Collection entries:
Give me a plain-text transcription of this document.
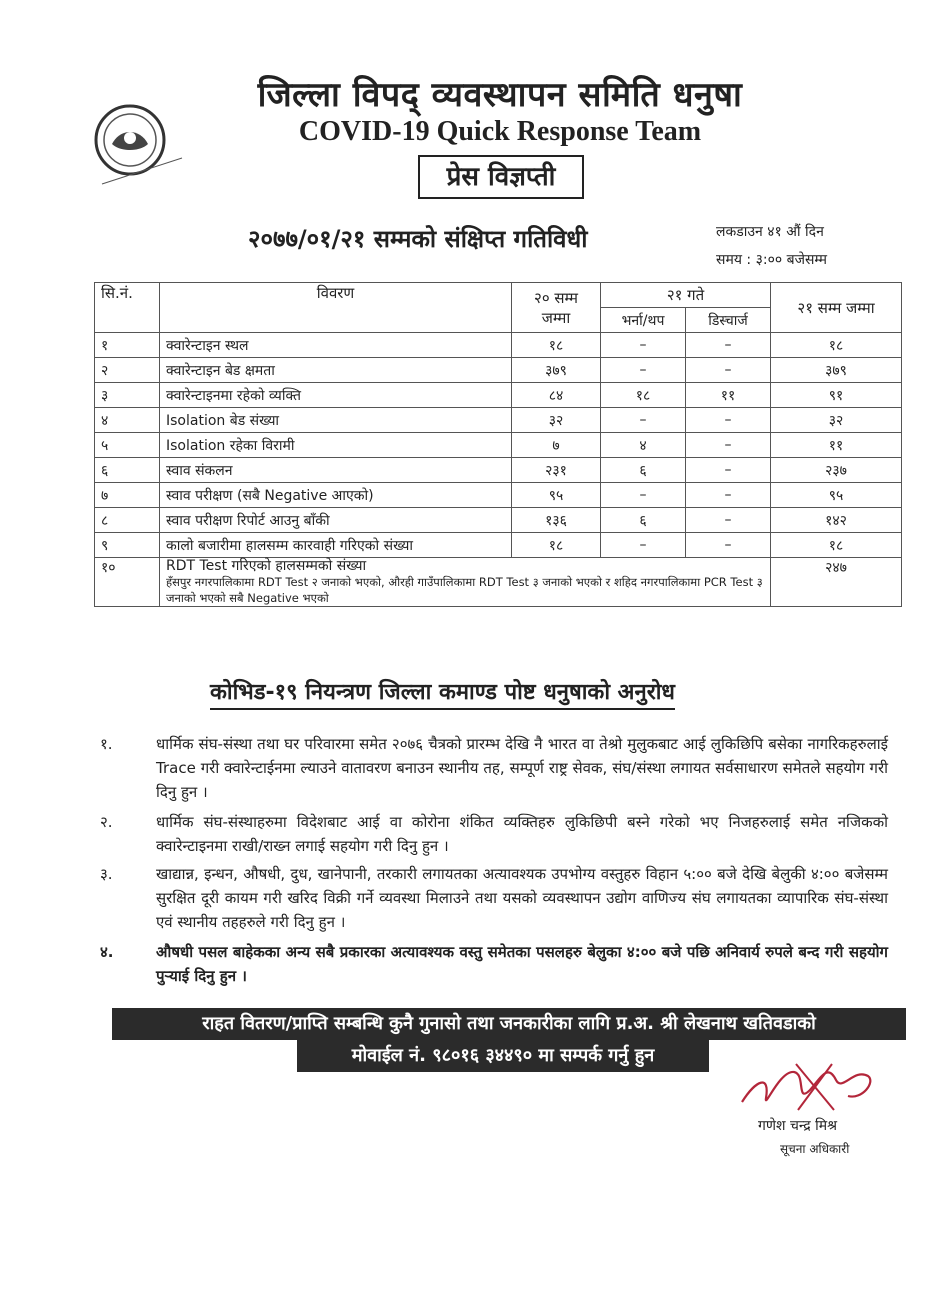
जिल्ला विपद् व्यवस्थापन समिति धनुषा
COVID-19 Quick Response Team
प्रेस विज्ञप्ती
२०७७/०१/२१ सम्मको संक्षिप्त गतिविधी	लकडाउन ४१ औं दिन
समय : ३:०० बजेसम्म
सि.नं.	विवरण	२० सम्म जम्मा	२१ गते		२१ सम्म जम्मा
			भर्ना/थप	डिस्चार्ज	
१	क्वारेन्टाइन स्थल	१८	–	–	१८
२	क्वारेन्टाइन बेड क्षमता	३७९	–	–	३७९
३	क्वारेन्टाइनमा रहेको व्यक्ति	८४	१८	११	९१
४	Isolation बेड संख्या	३२	–	–	३२
५	Isolation रहेका विरामी	७	४	–	११
६	स्वाव संकलन	२३१	६	–	२३७
७	स्वाव परीक्षण (सबै Negative आएको)	९५	–	–	९५
८	स्वाव परीक्षण रिपोर्ट आउनु बाँकी	१३६	६	–	१४२
९	कालो बजारीमा हालसम्म कारवाही गरिएको संख्या	१८	–	–	१८
१०	RDT Test गरिएको हालसम्मको संख्या
हँसपुर नगरपालिकामा RDT Test २ जनाको भएको, औरही गाउँपालिकामा RDT Test ३ जनाको भएको र शहिद नगरपालिकामा PCR Test ३ जनाको भएको सबै Negative भएको				२४७
कोभिड-१९ नियन्त्रण जिल्ला कमाण्ड पोष्ट धनुषाको अनुरोध
१.	धार्मिक संघ-संस्था तथा घर परिवारमा समेत २०७६ चैत्रको प्रारम्भ देखि नै भारत वा तेश्रो मुलुकबाट आई लुकिछिपि बसेका नागरिकहरुलाई Trace गरी क्वारेन्टाईनमा ल्याउने वातावरण बनाउन स्थानीय तह, सम्पूर्ण राष्ट्र सेवक, संघ/संस्था लगायत सर्वसाधारण समेतले सहयोग गरी दिनु हुन ।
२.	धार्मिक संघ-संस्थाहरुमा विदेशबाट आई वा कोरोना शंकित व्यक्तिहरु लुकिछिपी बस्ने गरेको भए निजहरुलाई समेत नजिकको क्वारेन्टाइनमा राखी/राख्न लगाई सहयोग गरी दिनु हुन ।
३.	खाद्यान्न, इन्धन, औषधी, दुध, खानेपानी, तरकारी लगायतका अत्यावश्यक उपभोग्य वस्तुहरु विहान ५:०० बजे देखि बेलुकी ४:०० बजेसम्म सुरक्षित दूरी कायम गरी खरिद विक्री गर्ने व्यवस्था मिलाउने तथा यसको व्यवस्थापन उद्योग वाणिज्य संघ लगायतका व्यापारिक संघ-संस्था एवं स्थानीय तहहरुले गरी दिनु हुन ।
४.	औषधी पसल बाहेकका अन्य सबै प्रकारका अत्यावश्यक वस्तु समेतका पसलहरु बेलुका ४:०० बजे पछि अनिवार्य रुपले बन्द गरी सहयोग पुऱ्याई दिनु हुन ।
राहत वितरण/प्राप्ति सम्बन्धि कुनै गुनासो तथा जनकारीका लागि प्र.अ. श्री लेखनाथ खतिवडाको
मोवाईल नं. ९८०१६ ३४४९० मा सम्पर्क गर्नु हुन
गणेश चन्द्र मिश्र
सूचना अधिकारी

Exercise details ->
Repeat each record exactly as shown above, dropping all images.

Exercise answer ->
Give me a plain-text transcription of this document.
जिल्ला विपद् व्यवस्थापन समिति धनुषा
COVID-19 Quick Response Team
प्रेस विज्ञप्ती
२०७७/०१/२१ सम्मको संक्षिप्त गतिविधी	लकडाउन ४१ औं दिन
समय : ३:०० बजेसम्म
सि.नं.	विवरण	२० सम्म जम्मा	२१ गते		२१ सम्म जम्मा
			भर्ना/थप	डिस्चार्ज	
१	क्वारेन्टाइन स्थल	१८	–	–	१८
२	क्वारेन्टाइन बेड क्षमता	३७९	–	–	३७९
३	क्वारेन्टाइनमा रहेको व्यक्ति	८४	१८	११	९१
४	Isolation बेड संख्या	३२	–	–	३२
५	Isolation रहेका विरामी	७	४	–	११
६	स्वाव संकलन	२३१	६	–	२३७
७	स्वाव परीक्षण (सबै Negative आएको)	९५	–	–	९५
८	स्वाव परीक्षण रिपोर्ट आउनु बाँकी	१३६	६	–	१४२
९	कालो बजारीमा हालसम्म कारवाही गरिएको संख्या	१८	–	–	१८
१०	RDT Test गरिएको हालसम्मको संख्या
हँसपुर नगरपालिकामा RDT Test २ जनाको भएको, औरही गाउँपालिकामा RDT Test ३ जनाको भएको र शहिद नगरपालिकामा PCR Test ३ जनाको भएको सबै Negative भएको				२४७
कोभिड-१९ नियन्त्रण जिल्ला कमाण्ड पोष्ट धनुषाको अनुरोध
१.	धार्मिक संघ-संस्था तथा घर परिवारमा समेत २०७६ चैत्रको प्रारम्भ देखि नै भारत वा तेश्रो मुलुकबाट आई लुकिछिपि बसेका नागरिकहरुलाई Trace गरी क्वारेन्टाईनमा ल्याउने वातावरण बनाउन स्थानीय तह, सम्पूर्ण राष्ट्र सेवक, संघ/संस्था लगायत सर्वसाधारण समेतले सहयोग गरी दिनु हुन ।
२.	धार्मिक संघ-संस्थाहरुमा विदेशबाट आई वा कोरोना शंकित व्यक्तिहरु लुकिछिपी बस्ने गरेको भए निजहरुलाई समेत नजिकको क्वारेन्टाइनमा राखी/राख्न लगाई सहयोग गरी दिनु हुन ।
३.	खाद्यान्न, इन्धन, औषधी, दुध, खानेपानी, तरकारी लगायतका अत्यावश्यक उपभोग्य वस्तुहरु विहान ५:०० बजे देखि बेलुकी ४:०० बजेसम्म सुरक्षित दूरी कायम गरी खरिद विक्री गर्ने व्यवस्था मिलाउने तथा यसको व्यवस्थापन उद्योग वाणिज्य संघ लगायतका व्यापारिक संघ-संस्था एवं स्थानीय तहहरुले गरी दिनु हुन ।
४.	औषधी पसल बाहेकका अन्य सबै प्रकारका अत्यावश्यक वस्तु समेतका पसलहरु बेलुका ४:०० बजे पछि अनिवार्य रुपले बन्द गरी सहयोग पुऱ्याई दिनु हुन ।
राहत वितरण/प्राप्ति सम्बन्धि कुनै गुनासो तथा जनकारीका लागि प्र.अ. श्री लेखनाथ खतिवडाको
मोवाईल नं. ९८०१६ ३४४९० मा सम्पर्क गर्नु हुन
गणेश चन्द्र मिश्र
सूचना अधिकारी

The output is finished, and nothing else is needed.